▶ SOURCE RECORDS
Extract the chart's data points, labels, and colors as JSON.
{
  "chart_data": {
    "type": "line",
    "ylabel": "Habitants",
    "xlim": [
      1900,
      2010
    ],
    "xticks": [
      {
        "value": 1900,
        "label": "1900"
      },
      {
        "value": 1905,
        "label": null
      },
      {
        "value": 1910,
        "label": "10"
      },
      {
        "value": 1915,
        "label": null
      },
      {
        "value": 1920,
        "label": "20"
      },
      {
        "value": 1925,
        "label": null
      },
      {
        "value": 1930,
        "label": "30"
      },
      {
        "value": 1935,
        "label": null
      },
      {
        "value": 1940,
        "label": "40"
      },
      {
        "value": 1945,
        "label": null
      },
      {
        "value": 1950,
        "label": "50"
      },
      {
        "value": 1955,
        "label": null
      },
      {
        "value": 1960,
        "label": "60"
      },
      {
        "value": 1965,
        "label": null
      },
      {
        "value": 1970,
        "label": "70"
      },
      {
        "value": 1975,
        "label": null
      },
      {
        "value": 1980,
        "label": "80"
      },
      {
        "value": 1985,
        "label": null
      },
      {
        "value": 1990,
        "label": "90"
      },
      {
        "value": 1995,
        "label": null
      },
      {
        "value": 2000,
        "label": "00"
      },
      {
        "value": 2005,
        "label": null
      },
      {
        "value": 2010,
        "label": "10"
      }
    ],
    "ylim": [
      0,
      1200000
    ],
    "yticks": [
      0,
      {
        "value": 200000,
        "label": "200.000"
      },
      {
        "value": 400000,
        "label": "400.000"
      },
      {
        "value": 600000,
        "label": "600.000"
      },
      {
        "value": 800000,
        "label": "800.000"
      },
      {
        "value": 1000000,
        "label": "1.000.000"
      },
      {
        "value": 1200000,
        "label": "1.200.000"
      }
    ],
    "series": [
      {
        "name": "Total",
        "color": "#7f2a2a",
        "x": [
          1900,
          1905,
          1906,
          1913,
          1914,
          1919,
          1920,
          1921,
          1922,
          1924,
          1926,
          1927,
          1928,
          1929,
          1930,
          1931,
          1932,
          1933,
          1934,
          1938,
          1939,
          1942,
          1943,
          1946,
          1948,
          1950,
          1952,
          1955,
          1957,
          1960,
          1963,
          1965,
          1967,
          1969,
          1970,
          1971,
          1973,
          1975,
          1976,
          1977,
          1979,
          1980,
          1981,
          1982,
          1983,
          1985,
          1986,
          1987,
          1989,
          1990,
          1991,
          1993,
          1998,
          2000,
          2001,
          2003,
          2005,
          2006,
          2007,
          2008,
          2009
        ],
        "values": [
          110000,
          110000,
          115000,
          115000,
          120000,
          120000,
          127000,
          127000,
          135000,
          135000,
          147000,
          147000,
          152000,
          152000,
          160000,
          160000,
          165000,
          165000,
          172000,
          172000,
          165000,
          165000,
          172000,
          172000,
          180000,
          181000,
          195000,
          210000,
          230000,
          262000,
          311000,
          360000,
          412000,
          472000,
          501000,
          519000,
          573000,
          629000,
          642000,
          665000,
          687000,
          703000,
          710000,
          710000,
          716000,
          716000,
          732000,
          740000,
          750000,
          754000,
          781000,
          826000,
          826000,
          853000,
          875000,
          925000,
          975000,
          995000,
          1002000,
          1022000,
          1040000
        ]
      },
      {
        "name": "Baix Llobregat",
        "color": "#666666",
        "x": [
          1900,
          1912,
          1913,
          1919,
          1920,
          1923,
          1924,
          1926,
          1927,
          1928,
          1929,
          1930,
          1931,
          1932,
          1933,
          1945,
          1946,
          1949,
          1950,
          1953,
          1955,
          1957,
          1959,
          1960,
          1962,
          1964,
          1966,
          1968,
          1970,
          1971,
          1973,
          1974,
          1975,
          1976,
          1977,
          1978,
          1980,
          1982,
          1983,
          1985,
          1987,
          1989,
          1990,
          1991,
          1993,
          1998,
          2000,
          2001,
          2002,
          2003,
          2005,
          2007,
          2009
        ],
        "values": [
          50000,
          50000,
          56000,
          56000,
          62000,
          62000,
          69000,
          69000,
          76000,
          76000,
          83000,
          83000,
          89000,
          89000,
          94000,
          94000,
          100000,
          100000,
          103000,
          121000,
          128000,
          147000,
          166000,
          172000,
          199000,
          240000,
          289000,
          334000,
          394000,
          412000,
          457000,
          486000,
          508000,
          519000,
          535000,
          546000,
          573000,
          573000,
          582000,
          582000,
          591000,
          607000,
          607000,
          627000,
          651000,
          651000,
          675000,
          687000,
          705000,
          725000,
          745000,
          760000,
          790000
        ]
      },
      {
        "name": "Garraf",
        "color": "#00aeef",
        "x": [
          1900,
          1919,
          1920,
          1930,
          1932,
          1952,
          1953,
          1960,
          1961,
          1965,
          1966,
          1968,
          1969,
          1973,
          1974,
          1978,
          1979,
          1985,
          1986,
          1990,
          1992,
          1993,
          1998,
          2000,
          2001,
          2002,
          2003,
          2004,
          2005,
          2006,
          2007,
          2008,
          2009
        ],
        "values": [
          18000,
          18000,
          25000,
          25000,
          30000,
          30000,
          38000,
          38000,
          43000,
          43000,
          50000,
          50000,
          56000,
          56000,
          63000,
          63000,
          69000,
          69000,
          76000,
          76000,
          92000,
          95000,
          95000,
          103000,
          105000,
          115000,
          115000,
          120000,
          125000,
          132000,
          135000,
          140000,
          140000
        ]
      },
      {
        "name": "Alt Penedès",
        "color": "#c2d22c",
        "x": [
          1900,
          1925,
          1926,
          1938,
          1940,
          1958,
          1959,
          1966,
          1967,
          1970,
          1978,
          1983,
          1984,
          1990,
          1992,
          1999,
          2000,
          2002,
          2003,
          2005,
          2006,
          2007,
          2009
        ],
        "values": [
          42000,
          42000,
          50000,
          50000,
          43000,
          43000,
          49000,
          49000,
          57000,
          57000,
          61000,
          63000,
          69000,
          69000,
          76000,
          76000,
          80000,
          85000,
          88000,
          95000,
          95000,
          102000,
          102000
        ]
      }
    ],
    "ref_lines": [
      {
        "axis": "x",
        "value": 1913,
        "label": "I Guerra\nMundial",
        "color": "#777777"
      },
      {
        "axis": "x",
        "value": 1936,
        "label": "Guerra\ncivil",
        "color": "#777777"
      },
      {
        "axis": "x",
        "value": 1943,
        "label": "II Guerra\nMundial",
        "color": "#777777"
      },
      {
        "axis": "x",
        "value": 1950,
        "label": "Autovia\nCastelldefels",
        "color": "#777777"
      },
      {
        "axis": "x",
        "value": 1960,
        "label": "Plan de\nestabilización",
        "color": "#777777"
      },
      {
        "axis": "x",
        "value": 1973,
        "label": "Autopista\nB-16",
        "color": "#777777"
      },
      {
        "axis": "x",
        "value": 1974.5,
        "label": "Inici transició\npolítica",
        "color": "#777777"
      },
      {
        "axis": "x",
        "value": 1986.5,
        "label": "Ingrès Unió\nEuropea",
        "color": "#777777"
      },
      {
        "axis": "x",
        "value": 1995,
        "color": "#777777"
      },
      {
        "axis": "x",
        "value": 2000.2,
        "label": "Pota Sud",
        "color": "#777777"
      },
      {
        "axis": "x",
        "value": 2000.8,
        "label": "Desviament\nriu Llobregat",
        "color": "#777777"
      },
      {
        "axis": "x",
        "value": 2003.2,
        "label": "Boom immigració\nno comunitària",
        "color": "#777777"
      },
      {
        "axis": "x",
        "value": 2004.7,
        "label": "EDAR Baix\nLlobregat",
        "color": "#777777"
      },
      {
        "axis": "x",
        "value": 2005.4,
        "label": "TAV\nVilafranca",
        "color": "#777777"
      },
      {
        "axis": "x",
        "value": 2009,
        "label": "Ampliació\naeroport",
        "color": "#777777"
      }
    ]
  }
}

▶ AIM OF THE EXERCISE
Repeat the records above exactly.

▶ RESPONSE BELOW
Extract the chart's data points, labels, and colors as JSON.
{
  "chart_data": {
    "type": "line",
    "ylabel": "Habitants",
    "xlim": [
      1900,
      2010
    ],
    "xticks": [
      {
        "value": 1900,
        "label": "1900"
      },
      {
        "value": 1905,
        "label": null
      },
      {
        "value": 1910,
        "label": "10"
      },
      {
        "value": 1915,
        "label": null
      },
      {
        "value": 1920,
        "label": "20"
      },
      {
        "value": 1925,
        "label": null
      },
      {
        "value": 1930,
        "label": "30"
      },
      {
        "value": 1935,
        "label": null
      },
      {
        "value": 1940,
        "label": "40"
      },
      {
        "value": 1945,
        "label": null
      },
      {
        "value": 1950,
        "label": "50"
      },
      {
        "value": 1955,
        "label": null
      },
      {
        "value": 1960,
        "label": "60"
      },
      {
        "value": 1965,
        "label": null
      },
      {
        "value": 1970,
        "label": "70"
      },
      {
        "value": 1975,
        "label": null
      },
      {
        "value": 1980,
        "label": "80"
      },
      {
        "value": 1985,
        "label": null
      },
      {
        "value": 1990,
        "label": "90"
      },
      {
        "value": 1995,
        "label": null
      },
      {
        "value": 2000,
        "label": "00"
      },
      {
        "value": 2005,
        "label": null
      },
      {
        "value": 2010,
        "label": "10"
      }
    ],
    "ylim": [
      0,
      1200000
    ],
    "yticks": [
      0,
      {
        "value": 200000,
        "label": "200.000"
      },
      {
        "value": 400000,
        "label": "400.000"
      },
      {
        "value": 600000,
        "label": "600.000"
      },
      {
        "value": 800000,
        "label": "800.000"
      },
      {
        "value": 1000000,
        "label": "1.000.000"
      },
      {
        "value": 1200000,
        "label": "1.200.000"
      }
    ],
    "series": [
      {
        "name": "Total",
        "color": "#7f2a2a",
        "x": [
          1900,
          1905,
          1906,
          1913,
          1914,
          1919,
          1920,
          1921,
          1922,
          1924,
          1926,
          1927,
          1928,
          1929,
          1930,
          1931,
          1932,
          1933,
          1934,
          1938,
          1939,
          1942,
          1943,
          1946,
          1948,
          1950,
          1952,
          1955,
          1957,
          1960,
          1963,
          1965,
          1967,
          1969,
          1970,
          1971,
          1973,
          1975,
          1976,
          1977,
          1979,
          1980,
          1981,
          1982,
          1983,
          1985,
          1986,
          1987,
          1989,
          1990,
          1991,
          1993,
          1998,
          2000,
          2001,
          2003,
          2005,
          2006,
          2007,
          2008,
          2009
        ],
        "values": [
          110000,
          110000,
          115000,
          115000,
          120000,
          120000,
          127000,
          127000,
          135000,
          135000,
          147000,
          147000,
          152000,
          152000,
          160000,
          160000,
          165000,
          165000,
          172000,
          172000,
          165000,
          165000,
          172000,
          172000,
          180000,
          181000,
          195000,
          210000,
          230000,
          262000,
          311000,
          360000,
          412000,
          472000,
          501000,
          519000,
          573000,
          629000,
          642000,
          665000,
          687000,
          703000,
          710000,
          710000,
          716000,
          716000,
          732000,
          740000,
          750000,
          754000,
          781000,
          826000,
          826000,
          853000,
          875000,
          925000,
          975000,
          995000,
          1002000,
          1022000,
          1040000
        ]
      },
      {
        "name": "Baix Llobregat",
        "color": "#666666",
        "x": [
          1900,
          1912,
          1913,
          1919,
          1920,
          1923,
          1924,
          1926,
          1927,
          1928,
          1929,
          1930,
          1931,
          1932,
          1933,
          1945,
          1946,
          1949,
          1950,
          1953,
          1955,
          1957,
          1959,
          1960,
          1962,
          1964,
          1966,
          1968,
          1970,
          1971,
          1973,
          1974,
          1975,
          1976,
          1977,
          1978,
          1980,
          1982,
          1983,
          1985,
          1987,
          1989,
          1990,
          1991,
          1993,
          1998,
          2000,
          2001,
          2002,
          2003,
          2005,
          2007,
          2009
        ],
        "values": [
          50000,
          50000,
          56000,
          56000,
          62000,
          62000,
          69000,
          69000,
          76000,
          76000,
          83000,
          83000,
          89000,
          89000,
          94000,
          94000,
          100000,
          100000,
          103000,
          121000,
          128000,
          147000,
          166000,
          172000,
          199000,
          240000,
          289000,
          334000,
          394000,
          412000,
          457000,
          486000,
          508000,
          519000,
          535000,
          546000,
          573000,
          573000,
          582000,
          582000,
          591000,
          607000,
          607000,
          627000,
          651000,
          651000,
          675000,
          687000,
          705000,
          725000,
          745000,
          760000,
          790000
        ]
      },
      {
        "name": "Garraf",
        "color": "#00aeef",
        "x": [
          1900,
          1919,
          1920,
          1930,
          1932,
          1952,
          1953,
          1960,
          1961,
          1965,
          1966,
          1968,
          1969,
          1973,
          1974,
          1978,
          1979,
          1985,
          1986,
          1990,
          1992,
          1993,
          1998,
          2000,
          2001,
          2002,
          2003,
          2004,
          2005,
          2006,
          2007,
          2008,
          2009
        ],
        "values": [
          18000,
          18000,
          25000,
          25000,
          30000,
          30000,
          38000,
          38000,
          43000,
          43000,
          50000,
          50000,
          56000,
          56000,
          63000,
          63000,
          69000,
          69000,
          76000,
          76000,
          92000,
          95000,
          95000,
          103000,
          105000,
          115000,
          115000,
          120000,
          125000,
          132000,
          135000,
          140000,
          140000
        ]
      },
      {
        "name": "Alt Penedès",
        "color": "#c2d22c",
        "x": [
          1900,
          1925,
          1926,
          1938,
          1940,
          1958,
          1959,
          1966,
          1967,
          1970,
          1978,
          1983,
          1984,
          1990,
          1992,
          1999,
          2000,
          2002,
          2003,
          2005,
          2006,
          2007,
          2009
        ],
        "values": [
          42000,
          42000,
          50000,
          50000,
          43000,
          43000,
          49000,
          49000,
          57000,
          57000,
          61000,
          63000,
          69000,
          69000,
          76000,
          76000,
          80000,
          85000,
          88000,
          95000,
          95000,
          102000,
          102000
        ]
      }
    ],
    "ref_lines": [
      {
        "axis": "x",
        "value": 1913,
        "label": "I Guerra\nMundial",
        "color": "#777777"
      },
      {
        "axis": "x",
        "value": 1936,
        "label": "Guerra\ncivil",
        "color": "#777777"
      },
      {
        "axis": "x",
        "value": 1943,
        "label": "II Guerra\nMundial",
        "color": "#777777"
      },
      {
        "axis": "x",
        "value": 1950,
        "label": "Autovia\nCastelldefels",
        "color": "#777777"
      },
      {
        "axis": "x",
        "value": 1960,
        "label": "Plan de\nestabilización",
        "color": "#777777"
      },
      {
        "axis": "x",
        "value": 1973,
        "label": "Autopista\nB-16",
        "color": "#777777"
      },
      {
        "axis": "x",
        "value": 1974.5,
        "label": "Inici transició\npolítica",
        "color": "#777777"
      },
      {
        "axis": "x",
        "value": 1986.5,
        "label": "Ingrès Unió\nEuropea",
        "color": "#777777"
      },
      {
        "axis": "x",
        "value": 1995,
        "color": "#777777"
      },
      {
        "axis": "x",
        "value": 2000.2,
        "label": "Pota Sud",
        "color": "#777777"
      },
      {
        "axis": "x",
        "value": 2000.8,
        "label": "Desviament\nriu Llobregat",
        "color": "#777777"
      },
      {
        "axis": "x",
        "value": 2003.2,
        "label": "Boom immigració\nno comunitària",
        "color": "#777777"
      },
      {
        "axis": "x",
        "value": 2004.7,
        "label": "EDAR Baix\nLlobregat",
        "color": "#777777"
      },
      {
        "axis": "x",
        "value": 2005.4,
        "label": "TAV\nVilafranca",
        "color": "#777777"
      },
      {
        "axis": "x",
        "value": 2009,
        "label": "Ampliació\naeroport",
        "color": "#777777"
      }
    ]
  }
}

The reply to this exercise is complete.